● **Excerpted records**:
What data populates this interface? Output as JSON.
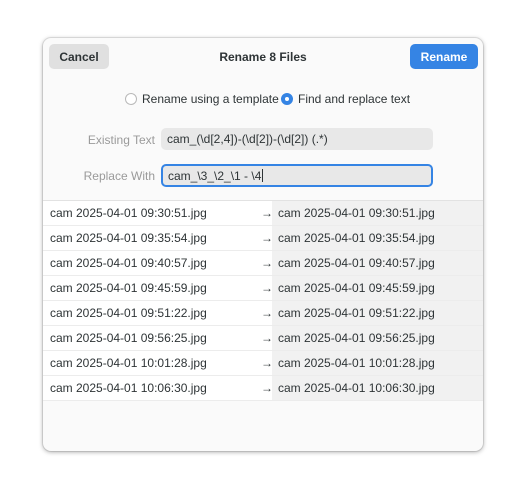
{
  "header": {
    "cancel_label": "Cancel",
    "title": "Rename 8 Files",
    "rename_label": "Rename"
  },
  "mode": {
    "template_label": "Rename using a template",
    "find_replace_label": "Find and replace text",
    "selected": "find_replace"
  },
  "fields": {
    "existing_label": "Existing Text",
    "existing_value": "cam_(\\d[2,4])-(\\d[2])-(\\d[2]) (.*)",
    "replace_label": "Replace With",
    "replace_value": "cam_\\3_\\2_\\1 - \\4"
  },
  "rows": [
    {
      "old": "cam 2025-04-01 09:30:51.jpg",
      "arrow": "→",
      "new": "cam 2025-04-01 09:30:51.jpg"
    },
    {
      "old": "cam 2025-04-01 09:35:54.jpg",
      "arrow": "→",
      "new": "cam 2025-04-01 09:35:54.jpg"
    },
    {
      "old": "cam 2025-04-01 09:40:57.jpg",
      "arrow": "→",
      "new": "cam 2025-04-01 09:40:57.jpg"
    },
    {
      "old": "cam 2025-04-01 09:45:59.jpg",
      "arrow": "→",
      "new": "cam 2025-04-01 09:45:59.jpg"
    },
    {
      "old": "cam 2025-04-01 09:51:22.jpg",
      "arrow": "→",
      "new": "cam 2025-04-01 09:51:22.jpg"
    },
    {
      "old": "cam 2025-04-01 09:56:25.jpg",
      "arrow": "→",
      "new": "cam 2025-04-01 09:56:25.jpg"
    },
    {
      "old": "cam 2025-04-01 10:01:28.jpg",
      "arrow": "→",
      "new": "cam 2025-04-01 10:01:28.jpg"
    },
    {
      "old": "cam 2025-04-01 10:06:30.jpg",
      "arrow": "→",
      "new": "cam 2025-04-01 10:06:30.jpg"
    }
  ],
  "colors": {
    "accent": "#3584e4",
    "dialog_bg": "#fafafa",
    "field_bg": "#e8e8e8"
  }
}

● **Task details**: Will you restate every entry word for word and omit the images?

● **Solution**:
What data populates this interface? Output as JSON.
{
  "header": {
    "cancel_label": "Cancel",
    "title": "Rename 8 Files",
    "rename_label": "Rename"
  },
  "mode": {
    "template_label": "Rename using a template",
    "find_replace_label": "Find and replace text",
    "selected": "find_replace"
  },
  "fields": {
    "existing_label": "Existing Text",
    "existing_value": "cam_(\\d[2,4])-(\\d[2])-(\\d[2]) (.*)",
    "replace_label": "Replace With",
    "replace_value": "cam_\\3_\\2_\\1 - \\4"
  },
  "rows": [
    {
      "old": "cam 2025-04-01 09:30:51.jpg",
      "arrow": "→",
      "new": "cam 2025-04-01 09:30:51.jpg"
    },
    {
      "old": "cam 2025-04-01 09:35:54.jpg",
      "arrow": "→",
      "new": "cam 2025-04-01 09:35:54.jpg"
    },
    {
      "old": "cam 2025-04-01 09:40:57.jpg",
      "arrow": "→",
      "new": "cam 2025-04-01 09:40:57.jpg"
    },
    {
      "old": "cam 2025-04-01 09:45:59.jpg",
      "arrow": "→",
      "new": "cam 2025-04-01 09:45:59.jpg"
    },
    {
      "old": "cam 2025-04-01 09:51:22.jpg",
      "arrow": "→",
      "new": "cam 2025-04-01 09:51:22.jpg"
    },
    {
      "old": "cam 2025-04-01 09:56:25.jpg",
      "arrow": "→",
      "new": "cam 2025-04-01 09:56:25.jpg"
    },
    {
      "old": "cam 2025-04-01 10:01:28.jpg",
      "arrow": "→",
      "new": "cam 2025-04-01 10:01:28.jpg"
    },
    {
      "old": "cam 2025-04-01 10:06:30.jpg",
      "arrow": "→",
      "new": "cam 2025-04-01 10:06:30.jpg"
    }
  ],
  "colors": {
    "accent": "#3584e4",
    "dialog_bg": "#fafafa",
    "field_bg": "#e8e8e8"
  }
}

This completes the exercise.